**Exercise description:** Omit all images. Transcribe the rest of the material below exactly.

**Records shown:**
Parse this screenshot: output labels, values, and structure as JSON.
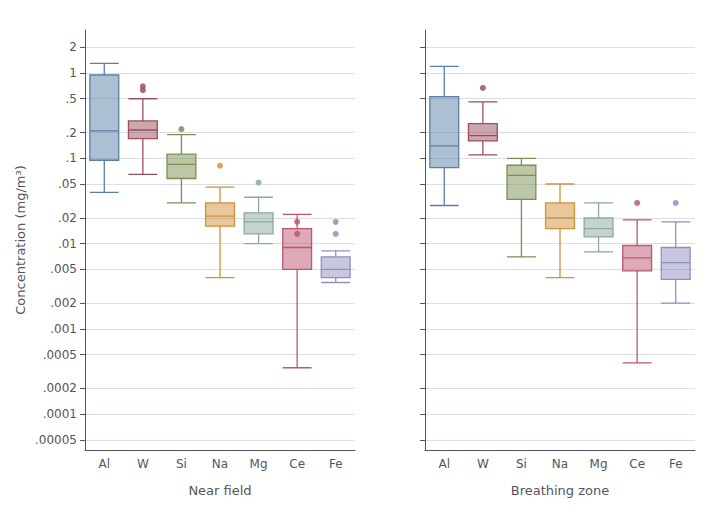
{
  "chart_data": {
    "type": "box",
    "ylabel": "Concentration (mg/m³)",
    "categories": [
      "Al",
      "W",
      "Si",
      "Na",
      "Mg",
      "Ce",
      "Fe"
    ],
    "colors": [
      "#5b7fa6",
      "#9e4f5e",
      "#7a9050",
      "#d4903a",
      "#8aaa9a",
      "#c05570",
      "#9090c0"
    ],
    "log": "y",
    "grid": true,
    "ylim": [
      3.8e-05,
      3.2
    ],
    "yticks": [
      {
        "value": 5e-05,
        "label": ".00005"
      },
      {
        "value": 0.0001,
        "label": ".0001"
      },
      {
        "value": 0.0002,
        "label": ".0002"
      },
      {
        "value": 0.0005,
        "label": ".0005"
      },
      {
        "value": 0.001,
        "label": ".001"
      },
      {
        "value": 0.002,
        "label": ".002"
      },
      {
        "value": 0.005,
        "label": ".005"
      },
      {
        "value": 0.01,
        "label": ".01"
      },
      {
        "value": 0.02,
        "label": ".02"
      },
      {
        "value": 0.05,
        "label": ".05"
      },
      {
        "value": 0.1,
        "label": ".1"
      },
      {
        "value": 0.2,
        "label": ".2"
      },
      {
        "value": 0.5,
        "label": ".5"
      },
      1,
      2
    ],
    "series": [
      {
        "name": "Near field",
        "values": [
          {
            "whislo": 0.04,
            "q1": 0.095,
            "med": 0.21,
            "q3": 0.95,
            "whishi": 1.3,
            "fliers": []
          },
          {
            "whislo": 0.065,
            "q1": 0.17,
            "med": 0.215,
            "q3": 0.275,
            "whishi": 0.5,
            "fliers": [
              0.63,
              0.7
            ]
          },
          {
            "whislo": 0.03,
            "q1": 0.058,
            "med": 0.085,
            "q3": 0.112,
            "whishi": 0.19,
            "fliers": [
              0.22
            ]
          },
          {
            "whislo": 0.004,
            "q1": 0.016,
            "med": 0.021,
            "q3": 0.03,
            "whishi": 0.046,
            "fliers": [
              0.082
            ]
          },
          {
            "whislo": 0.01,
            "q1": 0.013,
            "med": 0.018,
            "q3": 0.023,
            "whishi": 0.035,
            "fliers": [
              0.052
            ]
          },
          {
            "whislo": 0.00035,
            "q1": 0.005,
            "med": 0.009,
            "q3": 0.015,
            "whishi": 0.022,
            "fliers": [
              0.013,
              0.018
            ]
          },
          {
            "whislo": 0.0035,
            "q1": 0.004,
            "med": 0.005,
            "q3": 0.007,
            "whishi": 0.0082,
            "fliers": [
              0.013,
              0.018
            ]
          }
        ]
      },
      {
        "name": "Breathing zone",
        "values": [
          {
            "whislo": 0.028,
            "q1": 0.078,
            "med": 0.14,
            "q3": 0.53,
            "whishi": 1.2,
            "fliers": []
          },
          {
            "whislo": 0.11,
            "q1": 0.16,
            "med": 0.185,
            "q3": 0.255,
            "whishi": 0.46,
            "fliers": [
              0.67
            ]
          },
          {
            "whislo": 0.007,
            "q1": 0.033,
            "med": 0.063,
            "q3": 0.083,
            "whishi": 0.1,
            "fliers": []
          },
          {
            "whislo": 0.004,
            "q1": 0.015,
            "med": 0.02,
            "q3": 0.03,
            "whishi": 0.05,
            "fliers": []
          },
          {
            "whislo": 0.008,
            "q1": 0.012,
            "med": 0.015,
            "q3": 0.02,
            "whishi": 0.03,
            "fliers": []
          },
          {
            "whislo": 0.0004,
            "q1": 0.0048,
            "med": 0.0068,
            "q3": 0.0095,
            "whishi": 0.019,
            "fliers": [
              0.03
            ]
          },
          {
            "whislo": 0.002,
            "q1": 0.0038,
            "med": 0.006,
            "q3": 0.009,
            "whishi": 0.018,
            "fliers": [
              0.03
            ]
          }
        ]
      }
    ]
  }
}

**Response below:**
Parse this screenshot: output labels, values, and structure as JSON.
{
  "chart_data": {
    "type": "box",
    "ylabel": "Concentration (mg/m³)",
    "categories": [
      "Al",
      "W",
      "Si",
      "Na",
      "Mg",
      "Ce",
      "Fe"
    ],
    "colors": [
      "#5b7fa6",
      "#9e4f5e",
      "#7a9050",
      "#d4903a",
      "#8aaa9a",
      "#c05570",
      "#9090c0"
    ],
    "log": "y",
    "grid": true,
    "ylim": [
      3.8e-05,
      3.2
    ],
    "yticks": [
      {
        "value": 5e-05,
        "label": ".00005"
      },
      {
        "value": 0.0001,
        "label": ".0001"
      },
      {
        "value": 0.0002,
        "label": ".0002"
      },
      {
        "value": 0.0005,
        "label": ".0005"
      },
      {
        "value": 0.001,
        "label": ".001"
      },
      {
        "value": 0.002,
        "label": ".002"
      },
      {
        "value": 0.005,
        "label": ".005"
      },
      {
        "value": 0.01,
        "label": ".01"
      },
      {
        "value": 0.02,
        "label": ".02"
      },
      {
        "value": 0.05,
        "label": ".05"
      },
      {
        "value": 0.1,
        "label": ".1"
      },
      {
        "value": 0.2,
        "label": ".2"
      },
      {
        "value": 0.5,
        "label": ".5"
      },
      1,
      2
    ],
    "series": [
      {
        "name": "Near field",
        "values": [
          {
            "whislo": 0.04,
            "q1": 0.095,
            "med": 0.21,
            "q3": 0.95,
            "whishi": 1.3,
            "fliers": []
          },
          {
            "whislo": 0.065,
            "q1": 0.17,
            "med": 0.215,
            "q3": 0.275,
            "whishi": 0.5,
            "fliers": [
              0.63,
              0.7
            ]
          },
          {
            "whislo": 0.03,
            "q1": 0.058,
            "med": 0.085,
            "q3": 0.112,
            "whishi": 0.19,
            "fliers": [
              0.22
            ]
          },
          {
            "whislo": 0.004,
            "q1": 0.016,
            "med": 0.021,
            "q3": 0.03,
            "whishi": 0.046,
            "fliers": [
              0.082
            ]
          },
          {
            "whislo": 0.01,
            "q1": 0.013,
            "med": 0.018,
            "q3": 0.023,
            "whishi": 0.035,
            "fliers": [
              0.052
            ]
          },
          {
            "whislo": 0.00035,
            "q1": 0.005,
            "med": 0.009,
            "q3": 0.015,
            "whishi": 0.022,
            "fliers": [
              0.013,
              0.018
            ]
          },
          {
            "whislo": 0.0035,
            "q1": 0.004,
            "med": 0.005,
            "q3": 0.007,
            "whishi": 0.0082,
            "fliers": [
              0.013,
              0.018
            ]
          }
        ]
      },
      {
        "name": "Breathing zone",
        "values": [
          {
            "whislo": 0.028,
            "q1": 0.078,
            "med": 0.14,
            "q3": 0.53,
            "whishi": 1.2,
            "fliers": []
          },
          {
            "whislo": 0.11,
            "q1": 0.16,
            "med": 0.185,
            "q3": 0.255,
            "whishi": 0.46,
            "fliers": [
              0.67
            ]
          },
          {
            "whislo": 0.007,
            "q1": 0.033,
            "med": 0.063,
            "q3": 0.083,
            "whishi": 0.1,
            "fliers": []
          },
          {
            "whislo": 0.004,
            "q1": 0.015,
            "med": 0.02,
            "q3": 0.03,
            "whishi": 0.05,
            "fliers": []
          },
          {
            "whislo": 0.008,
            "q1": 0.012,
            "med": 0.015,
            "q3": 0.02,
            "whishi": 0.03,
            "fliers": []
          },
          {
            "whislo": 0.0004,
            "q1": 0.0048,
            "med": 0.0068,
            "q3": 0.0095,
            "whishi": 0.019,
            "fliers": [
              0.03
            ]
          },
          {
            "whislo": 0.002,
            "q1": 0.0038,
            "med": 0.006,
            "q3": 0.009,
            "whishi": 0.018,
            "fliers": [
              0.03
            ]
          }
        ]
      }
    ]
  }
}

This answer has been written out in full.